=== SOURCE DATA ===

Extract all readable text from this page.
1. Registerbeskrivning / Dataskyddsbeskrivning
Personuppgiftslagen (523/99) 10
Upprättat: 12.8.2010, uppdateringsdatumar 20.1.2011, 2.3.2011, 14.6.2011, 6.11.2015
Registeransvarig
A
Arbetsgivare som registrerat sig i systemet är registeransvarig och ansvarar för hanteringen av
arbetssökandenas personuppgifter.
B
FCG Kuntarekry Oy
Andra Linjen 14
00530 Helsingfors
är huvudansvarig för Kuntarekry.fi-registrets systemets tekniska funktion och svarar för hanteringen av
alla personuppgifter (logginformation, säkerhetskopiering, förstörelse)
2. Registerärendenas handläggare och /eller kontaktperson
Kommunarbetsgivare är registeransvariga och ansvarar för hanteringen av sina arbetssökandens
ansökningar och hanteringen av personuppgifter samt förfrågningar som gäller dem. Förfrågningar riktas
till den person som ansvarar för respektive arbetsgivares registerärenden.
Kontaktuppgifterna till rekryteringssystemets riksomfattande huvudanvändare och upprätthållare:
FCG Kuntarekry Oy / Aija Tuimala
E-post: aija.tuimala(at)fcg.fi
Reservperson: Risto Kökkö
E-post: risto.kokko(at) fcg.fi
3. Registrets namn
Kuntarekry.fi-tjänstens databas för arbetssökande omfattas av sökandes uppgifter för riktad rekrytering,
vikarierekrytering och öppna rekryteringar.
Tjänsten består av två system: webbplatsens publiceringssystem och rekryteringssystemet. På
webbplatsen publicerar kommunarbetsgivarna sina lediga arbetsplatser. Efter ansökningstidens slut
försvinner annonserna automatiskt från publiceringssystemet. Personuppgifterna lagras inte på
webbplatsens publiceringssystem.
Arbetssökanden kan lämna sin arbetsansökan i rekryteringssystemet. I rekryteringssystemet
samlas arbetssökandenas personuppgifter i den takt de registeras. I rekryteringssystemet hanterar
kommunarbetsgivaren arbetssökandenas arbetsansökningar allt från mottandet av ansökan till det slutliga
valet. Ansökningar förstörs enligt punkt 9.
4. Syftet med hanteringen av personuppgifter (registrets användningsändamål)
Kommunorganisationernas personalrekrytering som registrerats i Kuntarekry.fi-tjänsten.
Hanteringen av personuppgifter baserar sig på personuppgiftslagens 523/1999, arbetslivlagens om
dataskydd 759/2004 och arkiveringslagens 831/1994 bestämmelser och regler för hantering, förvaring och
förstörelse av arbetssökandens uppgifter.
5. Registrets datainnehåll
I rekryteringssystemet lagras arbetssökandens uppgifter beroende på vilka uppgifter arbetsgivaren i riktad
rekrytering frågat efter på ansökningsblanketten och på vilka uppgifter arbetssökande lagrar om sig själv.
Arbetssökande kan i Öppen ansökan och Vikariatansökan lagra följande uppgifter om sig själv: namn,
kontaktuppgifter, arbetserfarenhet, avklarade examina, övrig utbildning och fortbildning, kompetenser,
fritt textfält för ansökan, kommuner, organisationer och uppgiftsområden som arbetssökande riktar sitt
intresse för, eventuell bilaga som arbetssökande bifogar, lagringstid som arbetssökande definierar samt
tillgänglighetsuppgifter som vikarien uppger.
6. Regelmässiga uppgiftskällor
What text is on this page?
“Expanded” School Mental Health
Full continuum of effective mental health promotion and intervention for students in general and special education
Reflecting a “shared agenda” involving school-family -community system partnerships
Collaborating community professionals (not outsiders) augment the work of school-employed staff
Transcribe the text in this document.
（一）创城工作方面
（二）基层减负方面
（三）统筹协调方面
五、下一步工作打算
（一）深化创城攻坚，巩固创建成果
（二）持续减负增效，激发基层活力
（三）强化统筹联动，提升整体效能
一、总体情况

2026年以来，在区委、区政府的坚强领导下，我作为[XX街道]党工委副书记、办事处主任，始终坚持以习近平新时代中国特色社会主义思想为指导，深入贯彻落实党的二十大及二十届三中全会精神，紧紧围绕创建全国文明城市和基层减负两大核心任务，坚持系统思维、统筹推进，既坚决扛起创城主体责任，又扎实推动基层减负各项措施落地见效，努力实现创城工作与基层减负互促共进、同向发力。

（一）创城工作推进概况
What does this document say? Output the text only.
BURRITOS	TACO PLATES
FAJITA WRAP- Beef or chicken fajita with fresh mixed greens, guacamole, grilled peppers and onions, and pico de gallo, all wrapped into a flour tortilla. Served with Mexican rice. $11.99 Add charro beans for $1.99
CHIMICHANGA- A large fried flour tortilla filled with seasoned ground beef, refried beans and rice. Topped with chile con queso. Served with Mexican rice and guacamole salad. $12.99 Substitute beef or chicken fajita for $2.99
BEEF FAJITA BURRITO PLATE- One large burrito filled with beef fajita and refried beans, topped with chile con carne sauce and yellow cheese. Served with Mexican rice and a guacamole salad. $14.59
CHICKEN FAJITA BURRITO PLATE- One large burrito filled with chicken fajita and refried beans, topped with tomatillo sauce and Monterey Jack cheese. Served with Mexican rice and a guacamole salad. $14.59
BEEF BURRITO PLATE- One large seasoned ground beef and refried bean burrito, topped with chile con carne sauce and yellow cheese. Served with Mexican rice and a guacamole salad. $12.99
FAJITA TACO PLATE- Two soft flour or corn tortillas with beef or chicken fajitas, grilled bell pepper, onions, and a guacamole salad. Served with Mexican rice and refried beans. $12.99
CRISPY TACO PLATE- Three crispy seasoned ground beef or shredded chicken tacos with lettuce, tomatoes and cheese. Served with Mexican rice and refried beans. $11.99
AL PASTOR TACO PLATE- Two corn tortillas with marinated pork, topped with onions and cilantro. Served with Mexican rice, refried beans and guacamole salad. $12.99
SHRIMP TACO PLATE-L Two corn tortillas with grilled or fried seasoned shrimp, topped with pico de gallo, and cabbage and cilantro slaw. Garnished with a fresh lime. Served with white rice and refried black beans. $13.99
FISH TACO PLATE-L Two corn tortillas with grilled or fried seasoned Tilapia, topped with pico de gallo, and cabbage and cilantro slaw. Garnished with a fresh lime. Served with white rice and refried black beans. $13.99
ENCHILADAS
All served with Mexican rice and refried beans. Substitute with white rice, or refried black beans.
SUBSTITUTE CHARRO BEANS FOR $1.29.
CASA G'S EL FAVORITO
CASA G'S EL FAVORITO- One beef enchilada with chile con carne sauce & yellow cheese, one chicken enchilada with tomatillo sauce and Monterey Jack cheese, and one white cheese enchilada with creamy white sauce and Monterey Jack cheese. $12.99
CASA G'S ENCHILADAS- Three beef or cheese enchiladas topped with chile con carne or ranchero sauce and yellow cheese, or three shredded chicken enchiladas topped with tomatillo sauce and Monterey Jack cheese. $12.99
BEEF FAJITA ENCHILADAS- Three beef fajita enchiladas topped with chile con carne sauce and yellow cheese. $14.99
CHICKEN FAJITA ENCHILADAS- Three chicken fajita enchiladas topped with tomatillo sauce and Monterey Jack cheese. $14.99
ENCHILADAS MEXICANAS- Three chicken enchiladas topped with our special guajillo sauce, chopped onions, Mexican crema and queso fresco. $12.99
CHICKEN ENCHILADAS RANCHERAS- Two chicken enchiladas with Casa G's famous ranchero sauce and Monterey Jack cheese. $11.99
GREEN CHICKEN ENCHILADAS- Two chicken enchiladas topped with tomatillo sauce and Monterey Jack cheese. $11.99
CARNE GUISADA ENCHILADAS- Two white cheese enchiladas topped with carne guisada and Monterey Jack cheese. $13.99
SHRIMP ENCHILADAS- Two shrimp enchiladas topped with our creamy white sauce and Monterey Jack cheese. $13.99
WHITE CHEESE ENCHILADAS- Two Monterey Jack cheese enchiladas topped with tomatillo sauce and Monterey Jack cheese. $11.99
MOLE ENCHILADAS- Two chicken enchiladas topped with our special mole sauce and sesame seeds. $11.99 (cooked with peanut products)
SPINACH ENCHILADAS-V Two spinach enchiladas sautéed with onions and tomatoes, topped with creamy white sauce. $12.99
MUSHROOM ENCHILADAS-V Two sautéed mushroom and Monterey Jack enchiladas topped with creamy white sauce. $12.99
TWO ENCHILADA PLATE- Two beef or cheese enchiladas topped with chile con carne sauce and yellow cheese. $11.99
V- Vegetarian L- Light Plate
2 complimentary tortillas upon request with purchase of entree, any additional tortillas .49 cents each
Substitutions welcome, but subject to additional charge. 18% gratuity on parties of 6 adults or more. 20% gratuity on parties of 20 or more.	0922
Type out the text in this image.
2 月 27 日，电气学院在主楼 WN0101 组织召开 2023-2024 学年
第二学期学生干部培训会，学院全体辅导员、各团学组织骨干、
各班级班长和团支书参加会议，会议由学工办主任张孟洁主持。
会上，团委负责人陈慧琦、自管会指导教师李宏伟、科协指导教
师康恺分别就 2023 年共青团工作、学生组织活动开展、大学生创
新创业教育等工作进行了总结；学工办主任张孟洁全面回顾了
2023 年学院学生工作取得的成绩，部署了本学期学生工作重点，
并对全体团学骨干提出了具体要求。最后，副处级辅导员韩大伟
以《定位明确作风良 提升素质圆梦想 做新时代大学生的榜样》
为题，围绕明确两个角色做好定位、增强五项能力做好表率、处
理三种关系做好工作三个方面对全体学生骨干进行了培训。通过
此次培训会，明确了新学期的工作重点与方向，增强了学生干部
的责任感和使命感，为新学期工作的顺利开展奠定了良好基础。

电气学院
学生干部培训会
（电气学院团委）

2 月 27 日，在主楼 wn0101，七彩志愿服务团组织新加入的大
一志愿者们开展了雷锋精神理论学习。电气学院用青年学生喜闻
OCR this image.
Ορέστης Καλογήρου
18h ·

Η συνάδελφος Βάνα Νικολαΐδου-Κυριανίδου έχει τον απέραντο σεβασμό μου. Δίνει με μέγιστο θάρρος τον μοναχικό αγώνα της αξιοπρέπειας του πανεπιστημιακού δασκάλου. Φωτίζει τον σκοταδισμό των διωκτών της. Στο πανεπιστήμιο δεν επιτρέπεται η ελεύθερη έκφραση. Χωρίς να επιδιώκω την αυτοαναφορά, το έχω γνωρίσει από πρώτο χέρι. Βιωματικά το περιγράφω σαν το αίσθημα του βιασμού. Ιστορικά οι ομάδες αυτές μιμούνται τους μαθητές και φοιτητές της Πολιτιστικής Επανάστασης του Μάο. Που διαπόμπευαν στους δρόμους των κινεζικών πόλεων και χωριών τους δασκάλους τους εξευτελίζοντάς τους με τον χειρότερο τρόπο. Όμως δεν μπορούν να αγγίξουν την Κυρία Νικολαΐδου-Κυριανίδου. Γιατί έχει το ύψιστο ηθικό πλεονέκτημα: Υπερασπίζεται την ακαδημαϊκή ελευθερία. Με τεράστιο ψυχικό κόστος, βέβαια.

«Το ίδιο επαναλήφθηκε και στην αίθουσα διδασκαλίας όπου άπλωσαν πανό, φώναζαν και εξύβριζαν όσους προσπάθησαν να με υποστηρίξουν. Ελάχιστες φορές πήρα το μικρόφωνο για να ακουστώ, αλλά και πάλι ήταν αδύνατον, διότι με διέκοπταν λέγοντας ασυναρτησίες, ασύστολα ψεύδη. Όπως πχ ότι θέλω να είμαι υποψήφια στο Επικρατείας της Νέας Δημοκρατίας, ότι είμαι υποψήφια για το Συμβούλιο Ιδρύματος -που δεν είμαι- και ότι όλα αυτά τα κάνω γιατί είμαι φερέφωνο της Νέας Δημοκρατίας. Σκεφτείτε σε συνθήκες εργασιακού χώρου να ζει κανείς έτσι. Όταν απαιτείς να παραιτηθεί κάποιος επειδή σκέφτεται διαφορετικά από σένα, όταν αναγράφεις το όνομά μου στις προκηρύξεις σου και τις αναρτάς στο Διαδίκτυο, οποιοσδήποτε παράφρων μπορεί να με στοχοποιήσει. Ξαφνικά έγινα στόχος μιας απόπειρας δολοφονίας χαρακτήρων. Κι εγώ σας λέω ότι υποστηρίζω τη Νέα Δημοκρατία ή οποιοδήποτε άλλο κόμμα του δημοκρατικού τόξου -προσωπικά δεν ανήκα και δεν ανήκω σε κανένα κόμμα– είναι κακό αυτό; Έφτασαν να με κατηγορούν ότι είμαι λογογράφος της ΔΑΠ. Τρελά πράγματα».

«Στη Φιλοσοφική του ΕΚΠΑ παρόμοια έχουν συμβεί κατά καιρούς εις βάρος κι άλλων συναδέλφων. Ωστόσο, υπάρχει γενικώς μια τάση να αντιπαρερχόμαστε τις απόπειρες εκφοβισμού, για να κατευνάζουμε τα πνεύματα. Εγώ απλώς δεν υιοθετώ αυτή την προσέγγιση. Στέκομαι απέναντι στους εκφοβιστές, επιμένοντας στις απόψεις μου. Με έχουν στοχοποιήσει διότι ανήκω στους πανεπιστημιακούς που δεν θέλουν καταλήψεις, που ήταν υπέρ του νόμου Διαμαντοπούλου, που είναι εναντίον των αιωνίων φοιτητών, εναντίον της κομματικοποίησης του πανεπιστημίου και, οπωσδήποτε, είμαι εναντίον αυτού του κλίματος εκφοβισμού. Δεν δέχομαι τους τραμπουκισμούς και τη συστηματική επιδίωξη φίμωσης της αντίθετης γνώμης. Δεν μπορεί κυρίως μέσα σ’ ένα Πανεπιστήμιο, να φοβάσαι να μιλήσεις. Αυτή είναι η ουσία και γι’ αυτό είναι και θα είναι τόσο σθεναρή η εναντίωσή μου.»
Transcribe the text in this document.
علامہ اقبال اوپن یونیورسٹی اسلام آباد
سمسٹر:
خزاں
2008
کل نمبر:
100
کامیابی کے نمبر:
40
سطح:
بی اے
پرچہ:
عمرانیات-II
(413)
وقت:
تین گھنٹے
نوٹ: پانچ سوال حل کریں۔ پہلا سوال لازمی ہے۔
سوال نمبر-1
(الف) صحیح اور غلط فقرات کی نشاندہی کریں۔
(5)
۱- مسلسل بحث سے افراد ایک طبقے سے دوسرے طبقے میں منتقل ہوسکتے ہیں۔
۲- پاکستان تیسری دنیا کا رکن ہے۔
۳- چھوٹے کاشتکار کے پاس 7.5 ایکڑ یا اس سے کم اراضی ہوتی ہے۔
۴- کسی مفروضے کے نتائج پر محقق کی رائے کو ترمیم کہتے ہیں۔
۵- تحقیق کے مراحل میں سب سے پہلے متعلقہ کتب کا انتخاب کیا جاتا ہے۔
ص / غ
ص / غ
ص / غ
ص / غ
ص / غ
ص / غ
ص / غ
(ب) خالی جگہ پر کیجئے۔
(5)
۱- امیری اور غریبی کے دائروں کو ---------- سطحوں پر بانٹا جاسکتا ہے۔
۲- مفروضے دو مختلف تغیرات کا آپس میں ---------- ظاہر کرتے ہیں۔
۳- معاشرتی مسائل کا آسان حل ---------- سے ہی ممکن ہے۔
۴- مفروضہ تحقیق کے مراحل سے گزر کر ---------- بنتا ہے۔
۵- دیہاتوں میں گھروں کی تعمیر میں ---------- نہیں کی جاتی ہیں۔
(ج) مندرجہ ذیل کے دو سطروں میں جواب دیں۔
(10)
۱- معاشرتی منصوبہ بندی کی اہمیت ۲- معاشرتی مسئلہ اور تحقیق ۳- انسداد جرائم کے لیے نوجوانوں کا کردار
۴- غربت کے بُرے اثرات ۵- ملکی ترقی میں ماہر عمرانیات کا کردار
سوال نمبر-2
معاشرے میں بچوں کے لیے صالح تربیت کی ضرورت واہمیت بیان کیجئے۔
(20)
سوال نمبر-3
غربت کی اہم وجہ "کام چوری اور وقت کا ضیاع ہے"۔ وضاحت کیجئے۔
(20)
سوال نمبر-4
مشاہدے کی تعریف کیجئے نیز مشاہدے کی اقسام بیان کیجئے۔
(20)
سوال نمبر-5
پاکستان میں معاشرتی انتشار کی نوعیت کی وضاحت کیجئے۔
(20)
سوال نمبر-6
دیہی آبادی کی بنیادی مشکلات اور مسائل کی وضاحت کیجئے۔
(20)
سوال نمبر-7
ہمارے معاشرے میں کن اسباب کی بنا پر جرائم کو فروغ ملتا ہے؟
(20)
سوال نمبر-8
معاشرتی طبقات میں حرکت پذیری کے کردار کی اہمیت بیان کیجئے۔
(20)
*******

===

Report how many lines of the records above contain the word "cilantro", giving only the number.

● **COMPLETE RESPONSE**:
3